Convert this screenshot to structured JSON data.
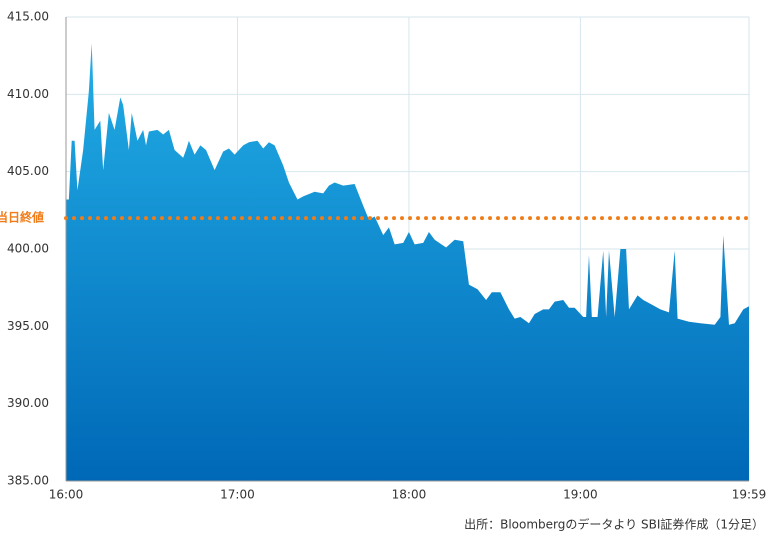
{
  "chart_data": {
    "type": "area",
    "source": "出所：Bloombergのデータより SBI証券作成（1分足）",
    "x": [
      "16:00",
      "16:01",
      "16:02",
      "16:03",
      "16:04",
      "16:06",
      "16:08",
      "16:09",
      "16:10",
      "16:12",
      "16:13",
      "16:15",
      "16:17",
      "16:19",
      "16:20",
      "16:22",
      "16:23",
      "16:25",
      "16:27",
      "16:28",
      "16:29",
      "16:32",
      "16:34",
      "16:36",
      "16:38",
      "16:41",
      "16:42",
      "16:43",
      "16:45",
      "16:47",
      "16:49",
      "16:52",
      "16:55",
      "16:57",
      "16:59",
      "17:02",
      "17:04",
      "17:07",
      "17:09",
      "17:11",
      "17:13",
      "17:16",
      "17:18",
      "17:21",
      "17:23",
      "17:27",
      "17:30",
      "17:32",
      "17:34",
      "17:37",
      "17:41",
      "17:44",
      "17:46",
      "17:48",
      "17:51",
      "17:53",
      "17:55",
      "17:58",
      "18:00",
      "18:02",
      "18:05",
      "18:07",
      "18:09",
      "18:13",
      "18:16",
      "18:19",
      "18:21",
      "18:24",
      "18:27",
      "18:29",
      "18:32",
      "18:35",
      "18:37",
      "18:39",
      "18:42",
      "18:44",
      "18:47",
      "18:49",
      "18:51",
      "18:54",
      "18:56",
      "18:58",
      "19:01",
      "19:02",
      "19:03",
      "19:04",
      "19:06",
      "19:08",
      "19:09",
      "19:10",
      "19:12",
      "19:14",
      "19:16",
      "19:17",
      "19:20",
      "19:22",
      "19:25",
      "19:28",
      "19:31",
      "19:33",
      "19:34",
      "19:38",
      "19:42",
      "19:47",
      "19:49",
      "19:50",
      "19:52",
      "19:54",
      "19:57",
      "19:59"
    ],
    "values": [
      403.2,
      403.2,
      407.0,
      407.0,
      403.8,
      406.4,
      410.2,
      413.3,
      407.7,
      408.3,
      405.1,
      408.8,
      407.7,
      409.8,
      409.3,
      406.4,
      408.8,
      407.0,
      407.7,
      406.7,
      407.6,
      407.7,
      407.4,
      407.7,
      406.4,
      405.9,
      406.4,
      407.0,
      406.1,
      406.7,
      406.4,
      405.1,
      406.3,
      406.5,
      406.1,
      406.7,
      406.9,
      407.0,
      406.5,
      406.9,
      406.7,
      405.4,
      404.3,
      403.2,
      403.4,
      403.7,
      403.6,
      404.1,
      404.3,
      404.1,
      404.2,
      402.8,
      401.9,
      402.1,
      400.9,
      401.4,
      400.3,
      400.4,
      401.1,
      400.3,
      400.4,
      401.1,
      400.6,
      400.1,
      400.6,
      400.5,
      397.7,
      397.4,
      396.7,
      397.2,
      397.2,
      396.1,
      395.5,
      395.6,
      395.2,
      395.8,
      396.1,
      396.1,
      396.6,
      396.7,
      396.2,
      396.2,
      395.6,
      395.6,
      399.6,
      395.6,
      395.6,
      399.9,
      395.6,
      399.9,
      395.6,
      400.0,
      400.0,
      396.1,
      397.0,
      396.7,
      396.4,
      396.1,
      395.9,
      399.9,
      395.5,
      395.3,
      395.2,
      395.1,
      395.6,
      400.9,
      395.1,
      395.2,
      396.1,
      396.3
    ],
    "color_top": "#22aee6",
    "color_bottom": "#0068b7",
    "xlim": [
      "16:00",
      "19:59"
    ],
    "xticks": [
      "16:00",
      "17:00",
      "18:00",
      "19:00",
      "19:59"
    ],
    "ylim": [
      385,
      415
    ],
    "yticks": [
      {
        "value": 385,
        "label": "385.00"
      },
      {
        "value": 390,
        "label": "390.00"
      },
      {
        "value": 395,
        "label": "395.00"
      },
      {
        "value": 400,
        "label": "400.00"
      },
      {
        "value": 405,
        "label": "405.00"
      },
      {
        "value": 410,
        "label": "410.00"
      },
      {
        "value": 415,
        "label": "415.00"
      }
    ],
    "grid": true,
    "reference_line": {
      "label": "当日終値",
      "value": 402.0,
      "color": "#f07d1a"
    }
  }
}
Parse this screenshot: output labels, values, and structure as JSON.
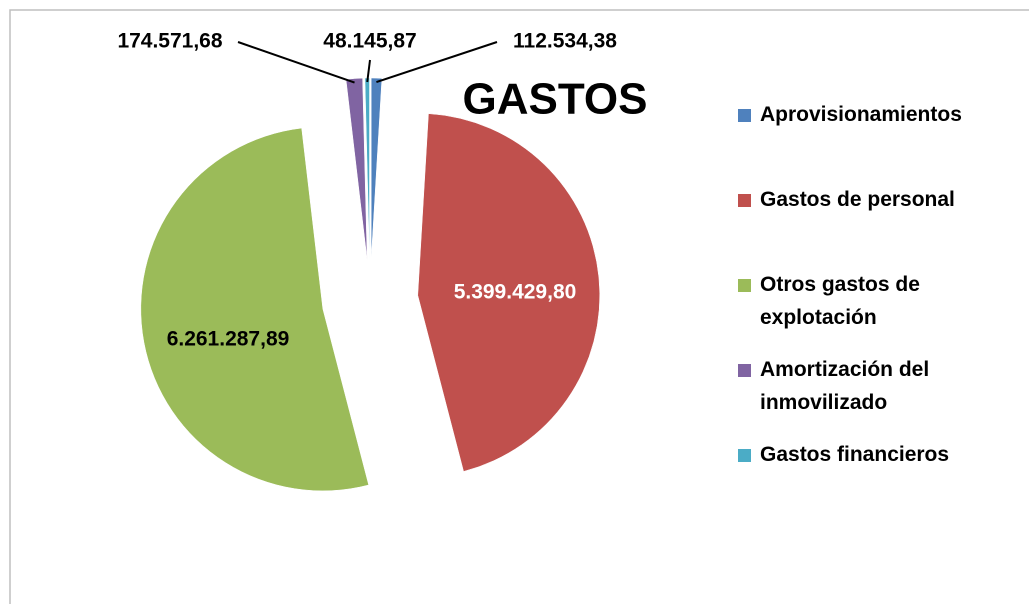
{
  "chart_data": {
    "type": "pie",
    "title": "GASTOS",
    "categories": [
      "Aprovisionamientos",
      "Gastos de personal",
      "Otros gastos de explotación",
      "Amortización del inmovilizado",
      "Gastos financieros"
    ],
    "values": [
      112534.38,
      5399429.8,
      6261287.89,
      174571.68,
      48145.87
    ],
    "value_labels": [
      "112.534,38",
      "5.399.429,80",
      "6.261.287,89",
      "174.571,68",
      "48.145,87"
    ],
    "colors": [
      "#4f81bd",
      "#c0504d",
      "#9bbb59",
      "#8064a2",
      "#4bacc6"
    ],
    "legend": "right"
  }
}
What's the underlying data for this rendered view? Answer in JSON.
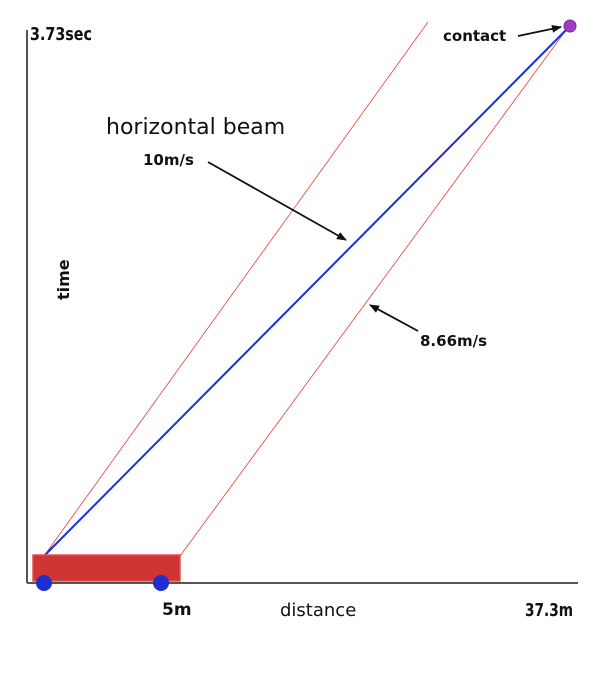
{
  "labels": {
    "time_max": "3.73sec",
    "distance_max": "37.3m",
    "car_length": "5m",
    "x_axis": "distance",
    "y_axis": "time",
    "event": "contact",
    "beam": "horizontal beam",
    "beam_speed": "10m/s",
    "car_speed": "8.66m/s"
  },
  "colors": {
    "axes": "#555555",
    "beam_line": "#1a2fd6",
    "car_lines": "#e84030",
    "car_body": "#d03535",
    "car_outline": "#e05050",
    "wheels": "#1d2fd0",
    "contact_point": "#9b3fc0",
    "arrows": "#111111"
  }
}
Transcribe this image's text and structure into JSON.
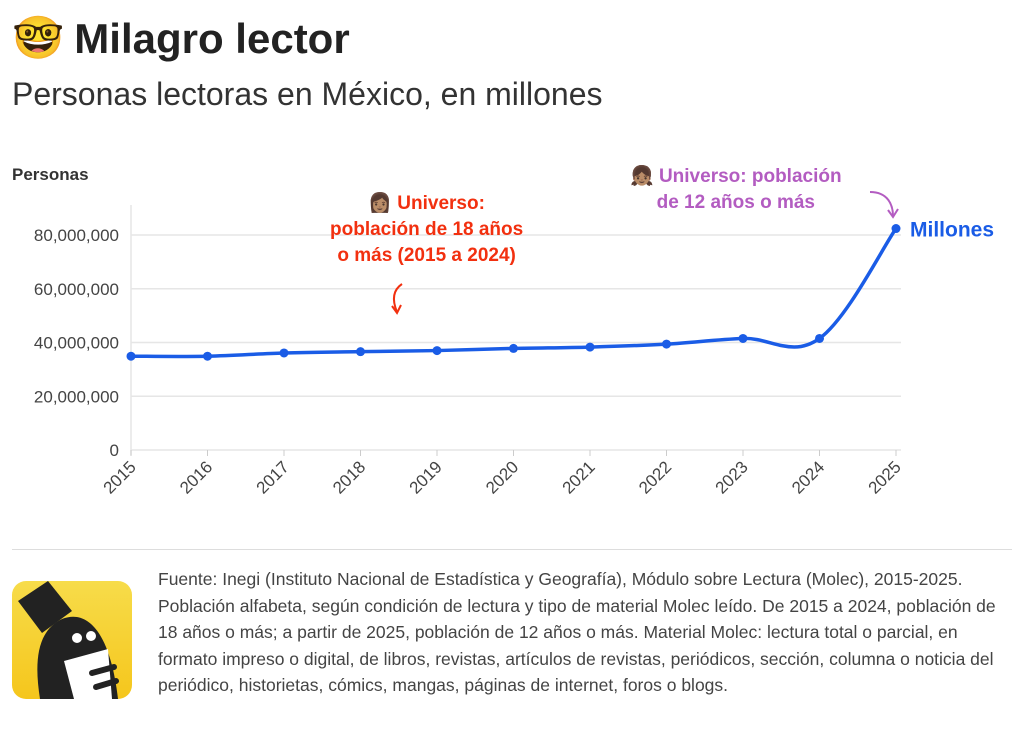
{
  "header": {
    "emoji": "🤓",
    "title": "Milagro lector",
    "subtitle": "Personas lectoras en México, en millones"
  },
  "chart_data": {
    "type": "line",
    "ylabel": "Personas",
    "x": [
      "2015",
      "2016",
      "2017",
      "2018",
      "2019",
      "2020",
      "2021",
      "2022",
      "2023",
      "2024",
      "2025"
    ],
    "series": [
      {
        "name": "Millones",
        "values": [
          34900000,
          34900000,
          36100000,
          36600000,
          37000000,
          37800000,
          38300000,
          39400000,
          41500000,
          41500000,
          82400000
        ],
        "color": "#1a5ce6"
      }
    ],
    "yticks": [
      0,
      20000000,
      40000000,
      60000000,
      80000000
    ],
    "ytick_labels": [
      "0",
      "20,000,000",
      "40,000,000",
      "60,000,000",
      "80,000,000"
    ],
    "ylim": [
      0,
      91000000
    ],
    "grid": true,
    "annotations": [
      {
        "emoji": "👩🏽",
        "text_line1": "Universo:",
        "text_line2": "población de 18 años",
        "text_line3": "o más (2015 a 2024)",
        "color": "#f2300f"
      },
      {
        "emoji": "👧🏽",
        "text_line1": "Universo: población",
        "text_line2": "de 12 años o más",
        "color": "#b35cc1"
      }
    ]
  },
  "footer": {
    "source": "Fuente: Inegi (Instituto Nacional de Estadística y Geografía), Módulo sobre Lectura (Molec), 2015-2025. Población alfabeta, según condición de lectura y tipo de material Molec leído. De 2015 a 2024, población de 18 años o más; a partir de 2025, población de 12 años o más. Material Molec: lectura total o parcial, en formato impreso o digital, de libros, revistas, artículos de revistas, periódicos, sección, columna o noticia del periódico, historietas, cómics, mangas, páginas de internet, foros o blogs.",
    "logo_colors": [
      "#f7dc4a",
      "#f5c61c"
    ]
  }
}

> To do
Reproduce every record above exactly, but leave out the pictures.

> The output
Convert this screenshot to structured JSON data.
{
  "chart_data": {
    "type": "area",
    "source": "出所：Bloombergのデータより SBI証券作成（1分足）",
    "x": [
      "16:00",
      "16:01",
      "16:02",
      "16:03",
      "16:04",
      "16:06",
      "16:08",
      "16:09",
      "16:10",
      "16:12",
      "16:13",
      "16:15",
      "16:17",
      "16:19",
      "16:20",
      "16:22",
      "16:23",
      "16:25",
      "16:27",
      "16:28",
      "16:29",
      "16:32",
      "16:34",
      "16:36",
      "16:38",
      "16:41",
      "16:42",
      "16:43",
      "16:45",
      "16:47",
      "16:49",
      "16:52",
      "16:55",
      "16:57",
      "16:59",
      "17:02",
      "17:04",
      "17:07",
      "17:09",
      "17:11",
      "17:13",
      "17:16",
      "17:18",
      "17:21",
      "17:23",
      "17:27",
      "17:30",
      "17:32",
      "17:34",
      "17:37",
      "17:41",
      "17:44",
      "17:46",
      "17:48",
      "17:51",
      "17:53",
      "17:55",
      "17:58",
      "18:00",
      "18:02",
      "18:05",
      "18:07",
      "18:09",
      "18:13",
      "18:16",
      "18:19",
      "18:21",
      "18:24",
      "18:27",
      "18:29",
      "18:32",
      "18:35",
      "18:37",
      "18:39",
      "18:42",
      "18:44",
      "18:47",
      "18:49",
      "18:51",
      "18:54",
      "18:56",
      "18:58",
      "19:01",
      "19:02",
      "19:03",
      "19:04",
      "19:06",
      "19:08",
      "19:09",
      "19:10",
      "19:12",
      "19:14",
      "19:16",
      "19:17",
      "19:20",
      "19:22",
      "19:25",
      "19:28",
      "19:31",
      "19:33",
      "19:34",
      "19:38",
      "19:42",
      "19:47",
      "19:49",
      "19:50",
      "19:52",
      "19:54",
      "19:57",
      "19:59"
    ],
    "values": [
      403.2,
      403.2,
      407.0,
      407.0,
      403.8,
      406.4,
      410.2,
      413.3,
      407.7,
      408.3,
      405.1,
      408.8,
      407.7,
      409.8,
      409.3,
      406.4,
      408.8,
      407.0,
      407.7,
      406.7,
      407.6,
      407.7,
      407.4,
      407.7,
      406.4,
      405.9,
      406.4,
      407.0,
      406.1,
      406.7,
      406.4,
      405.1,
      406.3,
      406.5,
      406.1,
      406.7,
      406.9,
      407.0,
      406.5,
      406.9,
      406.7,
      405.4,
      404.3,
      403.2,
      403.4,
      403.7,
      403.6,
      404.1,
      404.3,
      404.1,
      404.2,
      402.8,
      401.9,
      402.1,
      400.9,
      401.4,
      400.3,
      400.4,
      401.1,
      400.3,
      400.4,
      401.1,
      400.6,
      400.1,
      400.6,
      400.5,
      397.7,
      397.4,
      396.7,
      397.2,
      397.2,
      396.1,
      395.5,
      395.6,
      395.2,
      395.8,
      396.1,
      396.1,
      396.6,
      396.7,
      396.2,
      396.2,
      395.6,
      395.6,
      399.6,
      395.6,
      395.6,
      399.9,
      395.6,
      399.9,
      395.6,
      400.0,
      400.0,
      396.1,
      397.0,
      396.7,
      396.4,
      396.1,
      395.9,
      399.9,
      395.5,
      395.3,
      395.2,
      395.1,
      395.6,
      400.9,
      395.1,
      395.2,
      396.1,
      396.3
    ],
    "color_top": "#22aee6",
    "color_bottom": "#0068b7",
    "xlim": [
      "16:00",
      "19:59"
    ],
    "xticks": [
      "16:00",
      "17:00",
      "18:00",
      "19:00",
      "19:59"
    ],
    "ylim": [
      385,
      415
    ],
    "yticks": [
      {
        "value": 385,
        "label": "385.00"
      },
      {
        "value": 390,
        "label": "390.00"
      },
      {
        "value": 395,
        "label": "395.00"
      },
      {
        "value": 400,
        "label": "400.00"
      },
      {
        "value": 405,
        "label": "405.00"
      },
      {
        "value": 410,
        "label": "410.00"
      },
      {
        "value": 415,
        "label": "415.00"
      }
    ],
    "grid": true,
    "reference_line": {
      "label": "当日終値",
      "value": 402.0,
      "color": "#f07d1a"
    }
  }
}
Parse this screenshot: output labels, values, and structure as JSON.
{
  "chart_data": {
    "type": "pie",
    "title": "GASTOS",
    "categories": [
      "Aprovisionamientos",
      "Gastos de personal",
      "Otros gastos de explotación",
      "Amortización del inmovilizado",
      "Gastos financieros"
    ],
    "values": [
      112534.38,
      5399429.8,
      6261287.89,
      174571.68,
      48145.87
    ],
    "value_labels": [
      "112.534,38",
      "5.399.429,80",
      "6.261.287,89",
      "174.571,68",
      "48.145,87"
    ],
    "colors": [
      "#4f81bd",
      "#c0504d",
      "#9bbb59",
      "#8064a2",
      "#4bacc6"
    ],
    "legend": "right"
  }
}
What's the underlying data for this rendered view? Answer in JSON.
{
  "labels": {
    "time_max": "3.73sec",
    "distance_max": "37.3m",
    "car_length": "5m",
    "x_axis": "distance",
    "y_axis": "time",
    "event": "contact",
    "beam": "horizontal beam",
    "beam_speed": "10m/s",
    "car_speed": "8.66m/s"
  },
  "colors": {
    "axes": "#555555",
    "beam_line": "#1a2fd6",
    "car_lines": "#e84030",
    "car_body": "#d03535",
    "car_outline": "#e05050",
    "wheels": "#1d2fd0",
    "contact_point": "#9b3fc0",
    "arrows": "#111111"
  }
}
Transcribe this image's text and structure into JSON.
{
  "header": {
    "emoji": "🤓",
    "title": "Milagro lector",
    "subtitle": "Personas lectoras en México, en millones"
  },
  "chart_data": {
    "type": "line",
    "ylabel": "Personas",
    "x": [
      "2015",
      "2016",
      "2017",
      "2018",
      "2019",
      "2020",
      "2021",
      "2022",
      "2023",
      "2024",
      "2025"
    ],
    "series": [
      {
        "name": "Millones",
        "values": [
          34900000,
          34900000,
          36100000,
          36600000,
          37000000,
          37800000,
          38300000,
          39400000,
          41500000,
          41500000,
          82400000
        ],
        "color": "#1a5ce6"
      }
    ],
    "yticks": [
      0,
      20000000,
      40000000,
      60000000,
      80000000
    ],
    "ytick_labels": [
      "0",
      "20,000,000",
      "40,000,000",
      "60,000,000",
      "80,000,000"
    ],
    "ylim": [
      0,
      91000000
    ],
    "grid": true,
    "annotations": [
      {
        "emoji": "👩🏽",
        "text_line1": "Universo:",
        "text_line2": "población de 18 años",
        "text_line3": "o más (2015 a 2024)",
        "color": "#f2300f"
      },
      {
        "emoji": "👧🏽",
        "text_line1": "Universo: población",
        "text_line2": "de 12 años o más",
        "color": "#b35cc1"
      }
    ]
  },
  "footer": {
    "source": "Fuente: Inegi (Instituto Nacional de Estadística y Geografía), Módulo sobre Lectura (Molec), 2015-2025. Población alfabeta, según condición de lectura y tipo de material Molec leído. De 2015 a 2024, población de 18 años o más; a partir de 2025, población de 12 años o más. Material Molec: lectura total o parcial, en formato impreso o digital, de libros, revistas, artículos de revistas, periódicos, sección, columna o noticia del periódico, historietas, cómics, mangas, páginas de internet, foros o blogs.",
    "logo_colors": [
      "#f7dc4a",
      "#f5c61c"
    ]
  }
}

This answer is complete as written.